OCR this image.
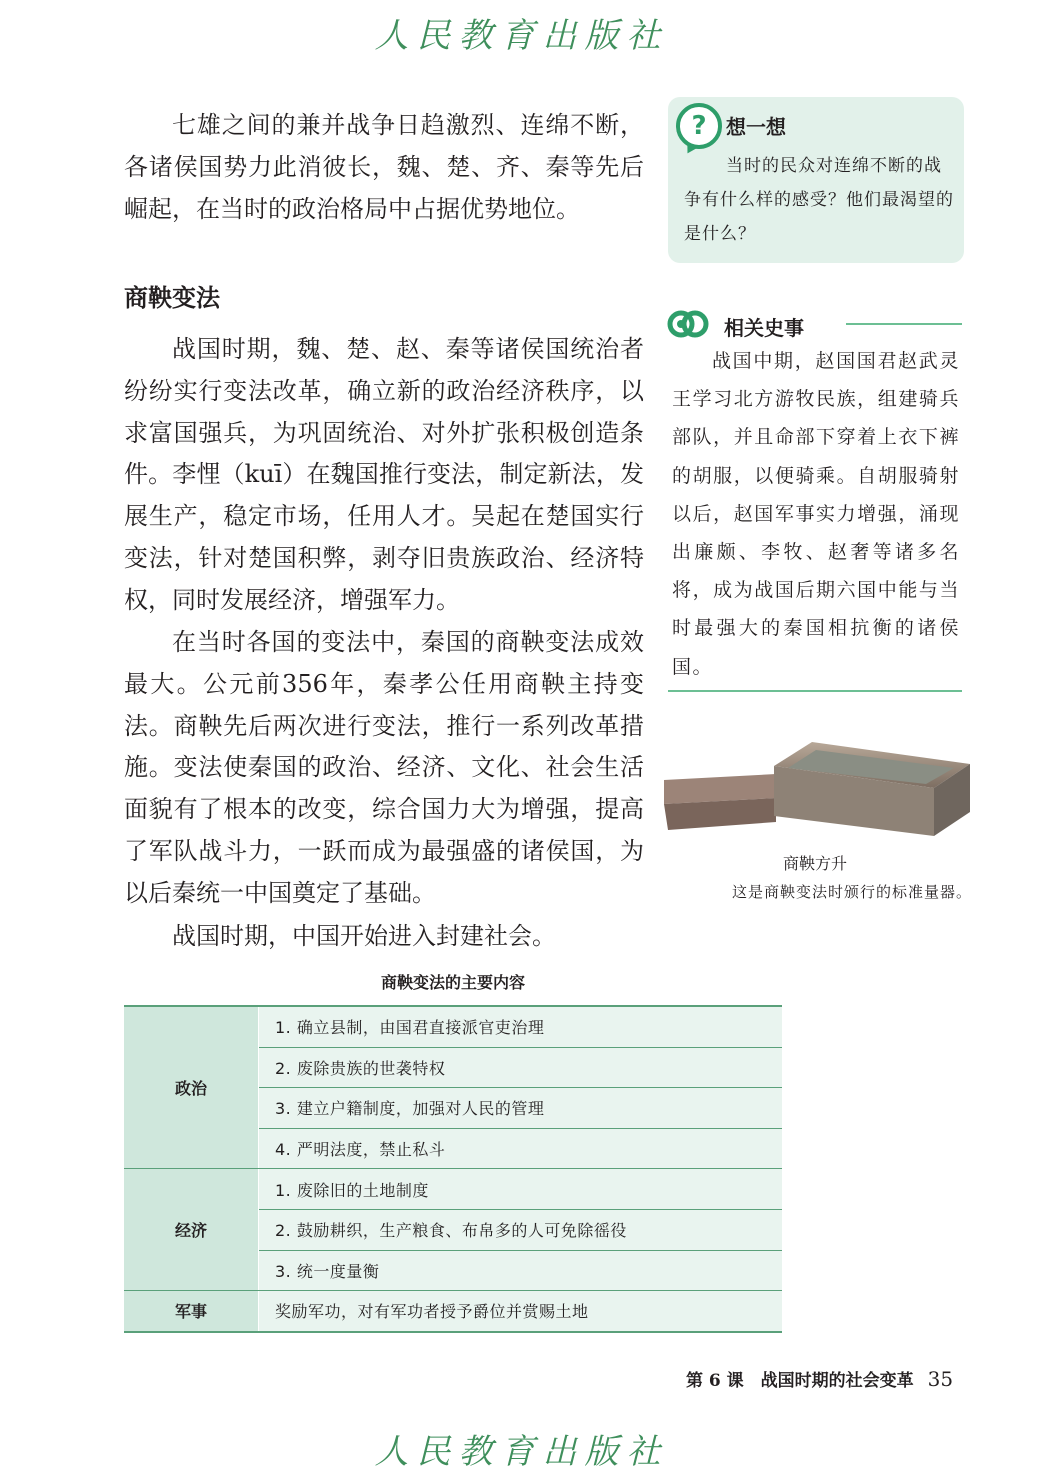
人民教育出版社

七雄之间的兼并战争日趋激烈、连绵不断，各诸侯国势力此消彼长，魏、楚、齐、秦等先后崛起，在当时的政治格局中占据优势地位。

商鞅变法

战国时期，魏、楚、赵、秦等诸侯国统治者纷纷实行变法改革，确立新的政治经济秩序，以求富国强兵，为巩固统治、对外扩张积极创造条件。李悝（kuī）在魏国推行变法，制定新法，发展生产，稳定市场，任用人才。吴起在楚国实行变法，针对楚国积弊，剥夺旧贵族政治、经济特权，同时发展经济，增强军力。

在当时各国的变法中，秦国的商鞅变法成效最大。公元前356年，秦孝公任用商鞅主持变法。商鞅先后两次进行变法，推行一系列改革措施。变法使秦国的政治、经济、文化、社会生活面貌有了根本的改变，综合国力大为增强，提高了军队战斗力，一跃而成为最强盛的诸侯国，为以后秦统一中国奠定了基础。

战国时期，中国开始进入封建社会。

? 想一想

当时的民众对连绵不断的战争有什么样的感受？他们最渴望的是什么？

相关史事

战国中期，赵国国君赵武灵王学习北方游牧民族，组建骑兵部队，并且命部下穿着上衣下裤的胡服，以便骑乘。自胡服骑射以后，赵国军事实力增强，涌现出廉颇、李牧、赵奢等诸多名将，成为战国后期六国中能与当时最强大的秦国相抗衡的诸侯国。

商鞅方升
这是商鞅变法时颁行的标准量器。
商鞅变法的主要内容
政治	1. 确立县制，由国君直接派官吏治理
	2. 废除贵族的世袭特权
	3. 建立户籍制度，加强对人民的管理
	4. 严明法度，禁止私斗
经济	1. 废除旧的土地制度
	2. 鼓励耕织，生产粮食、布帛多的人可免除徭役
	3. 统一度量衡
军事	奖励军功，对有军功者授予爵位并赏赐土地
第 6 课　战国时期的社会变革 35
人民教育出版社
--------------------------------
Copy each line in full and exactly, omitting any picture.

_Solution to the exercise_
OCR this image.
人民教育出版社

七雄之间的兼并战争日趋激烈、连绵不断，各诸侯国势力此消彼长，魏、楚、齐、秦等先后崛起，在当时的政治格局中占据优势地位。

商鞅变法

战国时期，魏、楚、赵、秦等诸侯国统治者纷纷实行变法改革，确立新的政治经济秩序，以求富国强兵，为巩固统治、对外扩张积极创造条件。李悝（kuī）在魏国推行变法，制定新法，发展生产，稳定市场，任用人才。吴起在楚国实行变法，针对楚国积弊，剥夺旧贵族政治、经济特权，同时发展经济，增强军力。

在当时各国的变法中，秦国的商鞅变法成效最大。公元前356年，秦孝公任用商鞅主持变法。商鞅先后两次进行变法，推行一系列改革措施。变法使秦国的政治、经济、文化、社会生活面貌有了根本的改变，综合国力大为增强，提高了军队战斗力，一跃而成为最强盛的诸侯国，为以后秦统一中国奠定了基础。

战国时期，中国开始进入封建社会。

? 想一想

当时的民众对连绵不断的战争有什么样的感受？他们最渴望的是什么？

相关史事

战国中期，赵国国君赵武灵王学习北方游牧民族，组建骑兵部队，并且命部下穿着上衣下裤的胡服，以便骑乘。自胡服骑射以后，赵国军事实力增强，涌现出廉颇、李牧、赵奢等诸多名将，成为战国后期六国中能与当时最强大的秦国相抗衡的诸侯国。

商鞅方升
这是商鞅变法时颁行的标准量器。
商鞅变法的主要内容
政治	1. 确立县制，由国君直接派官吏治理
	2. 废除贵族的世袭特权
	3. 建立户籍制度，加强对人民的管理
	4. 严明法度，禁止私斗
经济	1. 废除旧的土地制度
	2. 鼓励耕织，生产粮食、布帛多的人可免除徭役
	3. 统一度量衡
军事	奖励军功，对有军功者授予爵位并赏赐土地
第 6 课　战国时期的社会变革 35
人民教育出版社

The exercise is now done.